- What needs to be done
Look for the string "efcape" and copy every line that has it.

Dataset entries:

□ □ □

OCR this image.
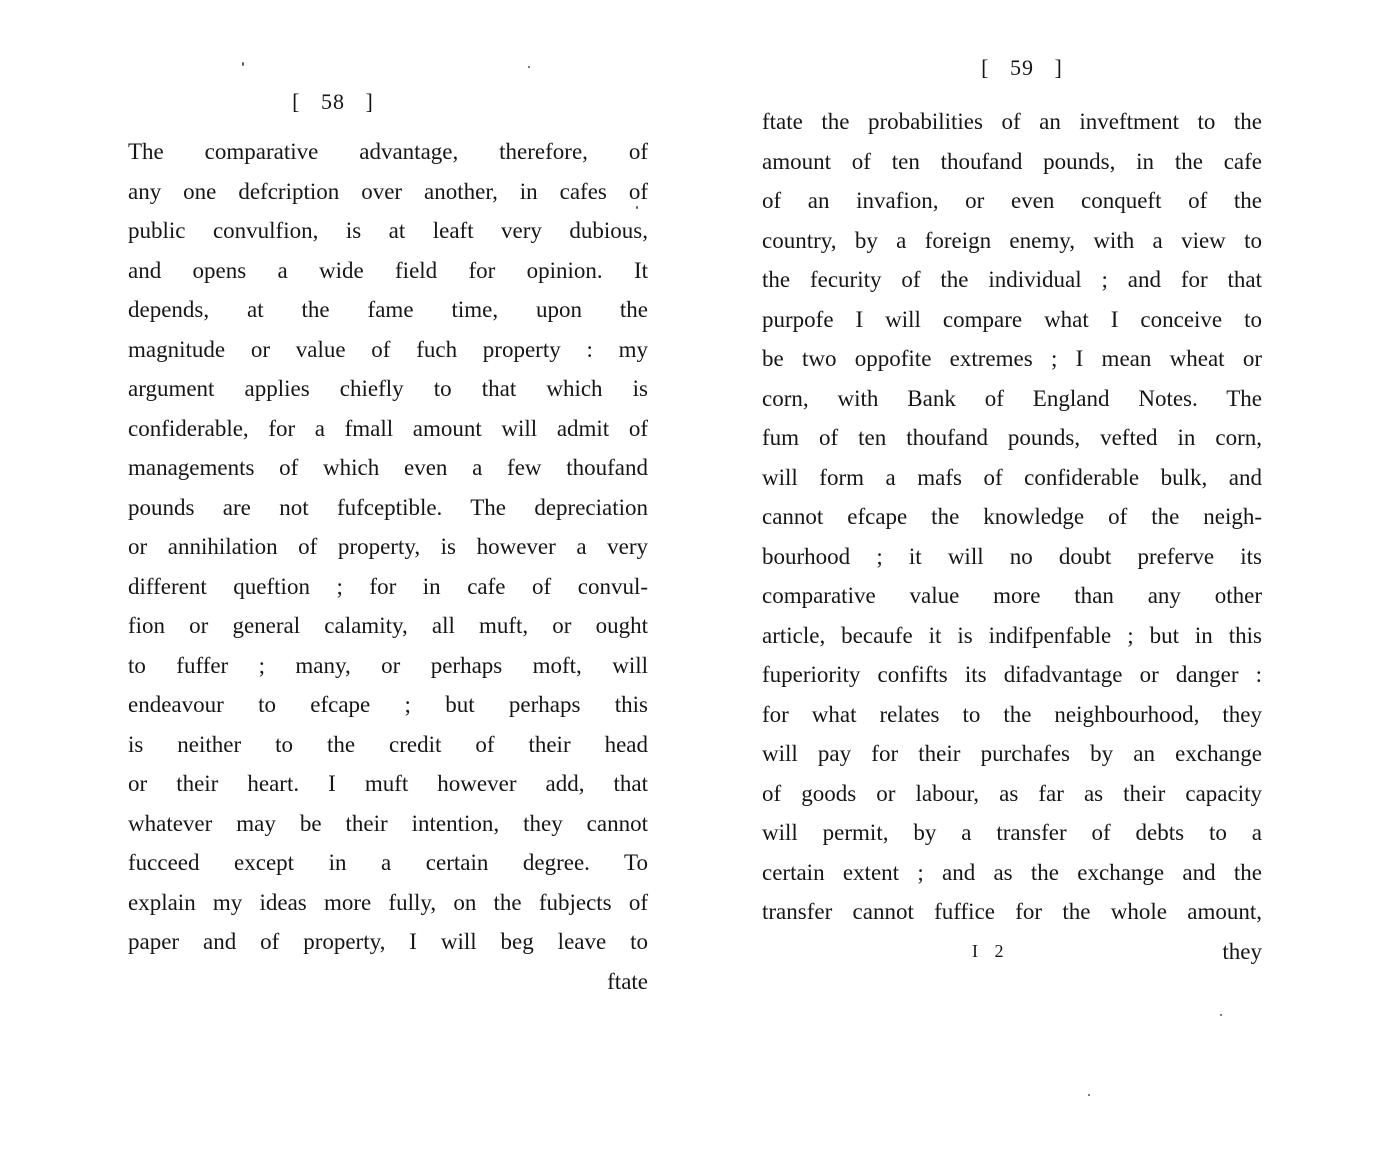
[ 58 ]
The comparative advantage, therefore, of
any one defcription over another, in cafes of
public convulfion, is at leaft very dubious,
and opens a wide field for opinion. It
depends, at the fame time, upon the
magnitude or value of fuch property : my
argument applies chiefly to that which is
confiderable, for a fmall amount will admit of
managements of which even a few thoufand
pounds are not fufceptible. The depreciation
or annihilation of property, is however a very
different queftion ; for in cafe of convul-
fion or general calamity, all muft, or ought
to fuffer ; many, or perhaps moft, will
endeavour to efcape ; but perhaps this
is neither to the credit of their head
or their heart. I muft however add, that
whatever may be their intention, they cannot
fucceed except in a certain degree. To
explain my ideas more fully, on the fubjects of
paper and of property, I will beg leave to
ftate
[ 59 ]
ftate the probabilities of an inveftment to the
amount of ten thoufand pounds, in the cafe
of an invafion, or even conqueft of the
country, by a foreign enemy, with a view to
the fecurity of the individual ; and for that
purpofe I will compare what I conceive to
be two oppofite extremes ; I mean wheat or
corn, with Bank of England Notes. The
fum of ten thoufand pounds, vefted in corn,
will form a mafs of confiderable bulk, and
cannot efcape the knowledge of the neigh-
bourhood ; it will no doubt preferve its
comparative value more than any other
article, becaufe it is indifpenfable ; but in this
fuperiority confifts its difadvantage or danger :
for what relates to the neighbourhood, they
will pay for their purchafes by an exchange
of goods or labour, as far as their capacity
will permit, by a transfer of debts to a
certain extent ; and as the exchange and the
transfer cannot fuffice for the whole amount,
I 2	they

□ □ □

- Answer for the task
endeavour to efcape ; but perhaps this
cannot efcape the knowledge of the neigh-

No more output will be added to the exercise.